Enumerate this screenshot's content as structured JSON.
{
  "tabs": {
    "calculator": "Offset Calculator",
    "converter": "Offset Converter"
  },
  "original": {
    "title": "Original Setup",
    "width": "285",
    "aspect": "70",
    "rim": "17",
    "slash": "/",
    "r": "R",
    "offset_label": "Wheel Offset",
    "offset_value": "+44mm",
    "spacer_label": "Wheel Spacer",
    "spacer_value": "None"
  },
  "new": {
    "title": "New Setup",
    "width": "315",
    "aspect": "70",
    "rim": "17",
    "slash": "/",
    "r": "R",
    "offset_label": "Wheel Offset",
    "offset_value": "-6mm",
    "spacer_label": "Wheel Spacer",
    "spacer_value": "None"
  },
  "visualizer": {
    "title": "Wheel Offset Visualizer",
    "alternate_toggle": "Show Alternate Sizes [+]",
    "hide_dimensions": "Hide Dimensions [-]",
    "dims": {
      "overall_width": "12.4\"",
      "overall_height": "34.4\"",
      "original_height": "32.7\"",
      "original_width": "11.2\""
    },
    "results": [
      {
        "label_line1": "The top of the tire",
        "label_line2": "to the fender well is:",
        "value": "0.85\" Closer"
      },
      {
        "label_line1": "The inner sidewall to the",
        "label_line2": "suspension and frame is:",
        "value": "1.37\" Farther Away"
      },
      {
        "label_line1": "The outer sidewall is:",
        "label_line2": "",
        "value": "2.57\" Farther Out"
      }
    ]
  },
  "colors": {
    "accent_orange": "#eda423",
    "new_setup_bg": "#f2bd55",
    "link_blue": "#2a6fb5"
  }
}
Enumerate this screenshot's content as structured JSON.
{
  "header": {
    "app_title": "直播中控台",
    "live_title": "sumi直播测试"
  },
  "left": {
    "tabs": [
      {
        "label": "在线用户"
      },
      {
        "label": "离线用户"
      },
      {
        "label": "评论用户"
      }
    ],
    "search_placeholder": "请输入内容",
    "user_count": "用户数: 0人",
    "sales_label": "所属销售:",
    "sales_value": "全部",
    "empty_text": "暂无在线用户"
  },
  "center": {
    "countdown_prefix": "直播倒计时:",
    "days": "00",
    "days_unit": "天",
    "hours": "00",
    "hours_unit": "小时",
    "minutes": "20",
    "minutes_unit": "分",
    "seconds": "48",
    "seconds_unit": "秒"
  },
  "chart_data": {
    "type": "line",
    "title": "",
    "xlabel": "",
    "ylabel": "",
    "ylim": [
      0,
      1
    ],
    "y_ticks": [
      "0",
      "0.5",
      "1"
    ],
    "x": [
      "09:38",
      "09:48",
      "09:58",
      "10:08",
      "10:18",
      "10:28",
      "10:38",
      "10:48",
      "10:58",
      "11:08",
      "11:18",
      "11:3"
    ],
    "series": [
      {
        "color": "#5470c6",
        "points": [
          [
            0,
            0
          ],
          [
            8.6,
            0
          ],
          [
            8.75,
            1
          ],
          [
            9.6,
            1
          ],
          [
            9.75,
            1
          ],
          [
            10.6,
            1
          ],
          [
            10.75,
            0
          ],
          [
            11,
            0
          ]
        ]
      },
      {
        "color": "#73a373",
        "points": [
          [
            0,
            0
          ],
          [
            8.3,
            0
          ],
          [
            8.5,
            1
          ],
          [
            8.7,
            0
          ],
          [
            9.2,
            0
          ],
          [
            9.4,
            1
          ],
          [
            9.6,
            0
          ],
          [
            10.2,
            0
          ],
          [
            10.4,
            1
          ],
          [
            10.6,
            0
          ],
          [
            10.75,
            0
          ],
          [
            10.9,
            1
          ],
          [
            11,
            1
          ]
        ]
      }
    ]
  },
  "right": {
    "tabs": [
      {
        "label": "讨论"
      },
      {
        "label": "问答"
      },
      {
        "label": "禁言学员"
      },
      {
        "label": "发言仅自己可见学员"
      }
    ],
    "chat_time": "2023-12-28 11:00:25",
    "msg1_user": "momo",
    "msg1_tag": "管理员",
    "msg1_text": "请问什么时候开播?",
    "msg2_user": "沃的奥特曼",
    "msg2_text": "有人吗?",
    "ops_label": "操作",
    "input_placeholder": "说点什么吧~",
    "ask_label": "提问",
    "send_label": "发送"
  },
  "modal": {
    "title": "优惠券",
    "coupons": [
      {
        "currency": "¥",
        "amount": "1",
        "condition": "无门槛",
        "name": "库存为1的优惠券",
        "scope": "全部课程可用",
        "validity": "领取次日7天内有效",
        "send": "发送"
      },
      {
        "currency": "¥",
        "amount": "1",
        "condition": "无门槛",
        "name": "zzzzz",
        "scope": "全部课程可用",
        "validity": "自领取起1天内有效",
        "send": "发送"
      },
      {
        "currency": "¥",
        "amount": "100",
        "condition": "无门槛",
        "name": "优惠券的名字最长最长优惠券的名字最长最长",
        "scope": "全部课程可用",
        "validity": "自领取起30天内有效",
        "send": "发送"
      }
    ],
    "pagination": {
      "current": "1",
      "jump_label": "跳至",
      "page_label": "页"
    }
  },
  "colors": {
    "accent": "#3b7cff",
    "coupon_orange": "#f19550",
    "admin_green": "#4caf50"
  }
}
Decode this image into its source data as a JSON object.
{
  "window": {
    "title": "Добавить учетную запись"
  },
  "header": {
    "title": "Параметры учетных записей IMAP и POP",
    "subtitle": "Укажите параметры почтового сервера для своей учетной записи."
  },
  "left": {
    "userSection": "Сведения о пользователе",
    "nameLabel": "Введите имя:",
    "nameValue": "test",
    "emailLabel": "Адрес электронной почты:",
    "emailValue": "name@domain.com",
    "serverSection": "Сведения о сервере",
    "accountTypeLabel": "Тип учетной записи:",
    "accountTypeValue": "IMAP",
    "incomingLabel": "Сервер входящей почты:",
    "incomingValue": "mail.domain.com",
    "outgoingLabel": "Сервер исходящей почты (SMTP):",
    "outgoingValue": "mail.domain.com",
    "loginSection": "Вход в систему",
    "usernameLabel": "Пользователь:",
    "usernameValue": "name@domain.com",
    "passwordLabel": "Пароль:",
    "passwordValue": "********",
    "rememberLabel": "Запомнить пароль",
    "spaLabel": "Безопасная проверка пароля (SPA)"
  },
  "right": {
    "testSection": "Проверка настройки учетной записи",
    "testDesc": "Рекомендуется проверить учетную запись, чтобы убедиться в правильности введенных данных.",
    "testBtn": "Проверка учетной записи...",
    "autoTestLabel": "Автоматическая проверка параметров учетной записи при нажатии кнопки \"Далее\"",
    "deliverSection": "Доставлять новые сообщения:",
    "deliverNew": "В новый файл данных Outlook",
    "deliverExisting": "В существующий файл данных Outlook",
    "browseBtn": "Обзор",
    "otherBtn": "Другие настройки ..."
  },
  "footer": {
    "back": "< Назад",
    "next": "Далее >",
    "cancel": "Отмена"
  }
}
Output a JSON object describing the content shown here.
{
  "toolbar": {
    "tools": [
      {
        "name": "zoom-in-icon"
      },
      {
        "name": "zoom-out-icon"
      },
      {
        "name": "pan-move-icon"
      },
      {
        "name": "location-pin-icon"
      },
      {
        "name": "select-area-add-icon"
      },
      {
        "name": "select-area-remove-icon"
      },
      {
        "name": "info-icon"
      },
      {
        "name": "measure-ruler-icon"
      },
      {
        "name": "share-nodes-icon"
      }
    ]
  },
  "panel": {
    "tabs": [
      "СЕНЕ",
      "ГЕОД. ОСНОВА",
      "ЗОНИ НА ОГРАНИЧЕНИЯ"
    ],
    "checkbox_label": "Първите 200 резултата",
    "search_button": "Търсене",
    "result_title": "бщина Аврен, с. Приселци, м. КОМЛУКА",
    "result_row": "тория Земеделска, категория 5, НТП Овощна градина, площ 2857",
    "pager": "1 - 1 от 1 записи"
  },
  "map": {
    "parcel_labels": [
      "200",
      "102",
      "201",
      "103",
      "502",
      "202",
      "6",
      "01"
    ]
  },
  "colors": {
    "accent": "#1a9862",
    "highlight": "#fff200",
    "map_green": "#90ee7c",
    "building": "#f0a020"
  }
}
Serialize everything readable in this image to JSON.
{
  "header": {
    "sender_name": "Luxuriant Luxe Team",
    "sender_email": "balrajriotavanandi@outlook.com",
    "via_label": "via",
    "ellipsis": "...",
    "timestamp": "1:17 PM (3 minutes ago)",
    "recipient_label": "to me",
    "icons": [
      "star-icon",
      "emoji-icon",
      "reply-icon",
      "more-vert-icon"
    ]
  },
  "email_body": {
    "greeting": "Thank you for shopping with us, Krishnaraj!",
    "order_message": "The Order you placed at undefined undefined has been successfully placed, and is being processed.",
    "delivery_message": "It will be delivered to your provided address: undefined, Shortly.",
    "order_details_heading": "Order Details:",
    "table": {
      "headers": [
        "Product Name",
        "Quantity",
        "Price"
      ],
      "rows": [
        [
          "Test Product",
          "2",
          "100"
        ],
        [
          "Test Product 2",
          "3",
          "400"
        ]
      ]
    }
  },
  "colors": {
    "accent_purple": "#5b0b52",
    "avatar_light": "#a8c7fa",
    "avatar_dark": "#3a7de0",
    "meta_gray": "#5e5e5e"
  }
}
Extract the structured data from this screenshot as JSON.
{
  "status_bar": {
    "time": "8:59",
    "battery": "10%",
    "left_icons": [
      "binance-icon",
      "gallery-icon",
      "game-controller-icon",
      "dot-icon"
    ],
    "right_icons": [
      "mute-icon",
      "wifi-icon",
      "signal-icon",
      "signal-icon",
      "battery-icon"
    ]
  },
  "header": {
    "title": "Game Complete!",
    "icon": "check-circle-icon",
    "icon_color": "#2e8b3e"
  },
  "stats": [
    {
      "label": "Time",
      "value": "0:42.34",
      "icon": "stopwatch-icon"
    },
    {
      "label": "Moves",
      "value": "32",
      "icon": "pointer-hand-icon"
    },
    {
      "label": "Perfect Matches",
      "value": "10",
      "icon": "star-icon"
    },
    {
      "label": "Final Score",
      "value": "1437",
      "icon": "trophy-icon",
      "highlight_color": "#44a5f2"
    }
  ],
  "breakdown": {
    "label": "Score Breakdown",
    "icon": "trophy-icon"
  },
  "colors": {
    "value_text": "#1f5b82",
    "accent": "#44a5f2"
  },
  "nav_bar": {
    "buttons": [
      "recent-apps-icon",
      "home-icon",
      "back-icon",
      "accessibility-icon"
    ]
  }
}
━━━━━━
» **TO BE DONE**
Say how many lines in the records contain the string "Farther", and say nothing else.

» **ANSWER BELOW**
2